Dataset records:
*-*-*
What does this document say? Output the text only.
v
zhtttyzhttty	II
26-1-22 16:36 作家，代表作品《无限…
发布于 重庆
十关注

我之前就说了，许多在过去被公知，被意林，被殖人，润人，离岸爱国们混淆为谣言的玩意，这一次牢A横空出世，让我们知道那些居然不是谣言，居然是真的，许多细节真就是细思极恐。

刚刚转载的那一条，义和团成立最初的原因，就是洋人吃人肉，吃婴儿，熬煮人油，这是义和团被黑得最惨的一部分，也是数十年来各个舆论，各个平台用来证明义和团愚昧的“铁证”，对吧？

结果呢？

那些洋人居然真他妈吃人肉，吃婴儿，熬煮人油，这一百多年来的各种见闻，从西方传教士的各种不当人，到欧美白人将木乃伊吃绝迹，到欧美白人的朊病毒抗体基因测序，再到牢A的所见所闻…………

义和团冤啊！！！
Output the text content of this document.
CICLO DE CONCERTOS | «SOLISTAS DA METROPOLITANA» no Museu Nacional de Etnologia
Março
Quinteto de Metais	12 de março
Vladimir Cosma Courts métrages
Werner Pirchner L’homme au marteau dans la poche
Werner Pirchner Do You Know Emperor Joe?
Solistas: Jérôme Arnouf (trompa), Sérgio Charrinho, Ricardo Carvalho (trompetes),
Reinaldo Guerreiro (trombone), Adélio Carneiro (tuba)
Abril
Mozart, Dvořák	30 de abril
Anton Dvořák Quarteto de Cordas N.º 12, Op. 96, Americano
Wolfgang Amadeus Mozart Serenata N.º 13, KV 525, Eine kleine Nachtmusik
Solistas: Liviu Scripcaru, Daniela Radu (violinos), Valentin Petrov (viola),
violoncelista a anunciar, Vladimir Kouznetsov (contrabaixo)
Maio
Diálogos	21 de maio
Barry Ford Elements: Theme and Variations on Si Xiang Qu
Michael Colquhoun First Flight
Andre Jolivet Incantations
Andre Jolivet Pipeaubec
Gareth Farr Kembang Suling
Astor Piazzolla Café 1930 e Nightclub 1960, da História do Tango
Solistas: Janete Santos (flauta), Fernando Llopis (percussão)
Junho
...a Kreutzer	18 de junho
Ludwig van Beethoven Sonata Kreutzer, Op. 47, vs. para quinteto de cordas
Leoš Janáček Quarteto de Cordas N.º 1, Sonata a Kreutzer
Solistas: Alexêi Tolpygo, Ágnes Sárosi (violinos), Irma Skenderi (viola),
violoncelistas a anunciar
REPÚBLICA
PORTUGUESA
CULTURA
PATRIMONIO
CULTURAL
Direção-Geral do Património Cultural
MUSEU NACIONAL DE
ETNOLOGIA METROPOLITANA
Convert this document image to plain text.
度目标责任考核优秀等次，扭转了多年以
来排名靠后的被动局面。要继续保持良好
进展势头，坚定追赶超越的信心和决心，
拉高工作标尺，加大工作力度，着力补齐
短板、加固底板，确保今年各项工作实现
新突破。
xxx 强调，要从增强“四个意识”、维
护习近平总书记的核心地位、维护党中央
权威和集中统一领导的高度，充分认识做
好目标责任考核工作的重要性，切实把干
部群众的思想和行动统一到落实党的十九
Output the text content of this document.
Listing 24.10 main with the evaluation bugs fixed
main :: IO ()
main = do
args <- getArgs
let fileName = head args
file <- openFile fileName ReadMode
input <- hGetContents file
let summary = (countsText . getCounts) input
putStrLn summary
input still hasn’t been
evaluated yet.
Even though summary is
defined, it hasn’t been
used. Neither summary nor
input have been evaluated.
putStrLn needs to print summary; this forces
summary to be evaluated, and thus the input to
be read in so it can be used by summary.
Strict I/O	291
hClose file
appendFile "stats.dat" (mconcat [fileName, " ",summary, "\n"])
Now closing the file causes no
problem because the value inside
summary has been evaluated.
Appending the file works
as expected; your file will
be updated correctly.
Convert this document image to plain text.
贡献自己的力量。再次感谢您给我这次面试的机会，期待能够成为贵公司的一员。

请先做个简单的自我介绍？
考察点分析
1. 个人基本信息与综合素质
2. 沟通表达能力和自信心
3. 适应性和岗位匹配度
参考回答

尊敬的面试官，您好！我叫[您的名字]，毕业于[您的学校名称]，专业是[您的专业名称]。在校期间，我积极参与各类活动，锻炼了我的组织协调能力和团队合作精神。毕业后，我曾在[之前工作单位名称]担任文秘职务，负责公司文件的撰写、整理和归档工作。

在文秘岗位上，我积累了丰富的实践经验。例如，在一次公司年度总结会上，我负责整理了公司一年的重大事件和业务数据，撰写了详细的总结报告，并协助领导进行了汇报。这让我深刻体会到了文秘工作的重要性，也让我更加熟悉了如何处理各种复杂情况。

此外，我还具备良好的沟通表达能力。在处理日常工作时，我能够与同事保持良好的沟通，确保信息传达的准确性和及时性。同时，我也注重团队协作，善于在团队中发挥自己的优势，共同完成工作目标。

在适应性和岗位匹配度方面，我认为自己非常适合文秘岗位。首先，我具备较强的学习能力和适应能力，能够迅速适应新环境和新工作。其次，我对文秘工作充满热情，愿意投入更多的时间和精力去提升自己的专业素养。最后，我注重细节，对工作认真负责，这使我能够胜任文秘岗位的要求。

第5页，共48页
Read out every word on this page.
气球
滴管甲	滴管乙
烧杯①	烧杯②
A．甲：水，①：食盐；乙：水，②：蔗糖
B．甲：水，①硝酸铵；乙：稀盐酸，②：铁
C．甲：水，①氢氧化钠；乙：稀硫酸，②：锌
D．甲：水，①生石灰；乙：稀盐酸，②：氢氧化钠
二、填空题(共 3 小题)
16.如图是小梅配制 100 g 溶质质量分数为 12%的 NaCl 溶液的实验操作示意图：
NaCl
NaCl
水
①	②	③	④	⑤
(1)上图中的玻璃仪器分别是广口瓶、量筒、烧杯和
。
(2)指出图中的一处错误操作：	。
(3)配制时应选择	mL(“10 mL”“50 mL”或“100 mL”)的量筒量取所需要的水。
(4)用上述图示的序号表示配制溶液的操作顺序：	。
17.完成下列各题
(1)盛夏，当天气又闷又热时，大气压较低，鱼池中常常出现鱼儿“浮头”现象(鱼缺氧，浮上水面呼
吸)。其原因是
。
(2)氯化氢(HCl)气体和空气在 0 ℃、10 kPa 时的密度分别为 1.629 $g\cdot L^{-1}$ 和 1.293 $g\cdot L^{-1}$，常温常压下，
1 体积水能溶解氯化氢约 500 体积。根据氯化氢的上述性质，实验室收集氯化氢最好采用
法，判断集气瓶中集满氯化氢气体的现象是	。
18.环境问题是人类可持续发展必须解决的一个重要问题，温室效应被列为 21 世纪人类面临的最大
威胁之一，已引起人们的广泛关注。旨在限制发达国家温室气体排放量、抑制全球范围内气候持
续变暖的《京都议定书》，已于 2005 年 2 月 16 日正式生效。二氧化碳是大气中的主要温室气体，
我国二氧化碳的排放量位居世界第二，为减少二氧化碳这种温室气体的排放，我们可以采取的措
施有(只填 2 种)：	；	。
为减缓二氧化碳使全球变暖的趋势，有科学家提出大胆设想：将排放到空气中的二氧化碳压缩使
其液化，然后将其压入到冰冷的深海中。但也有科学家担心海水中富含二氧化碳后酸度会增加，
*-*-*
Instructions to follow:
Copy each line from the records above that includes the string "fileName".

The output:
let fileName = head args
file <- openFile fileName ReadMode
appendFile "stats.dat" (mconcat [fileName, " ",summary, "\n"])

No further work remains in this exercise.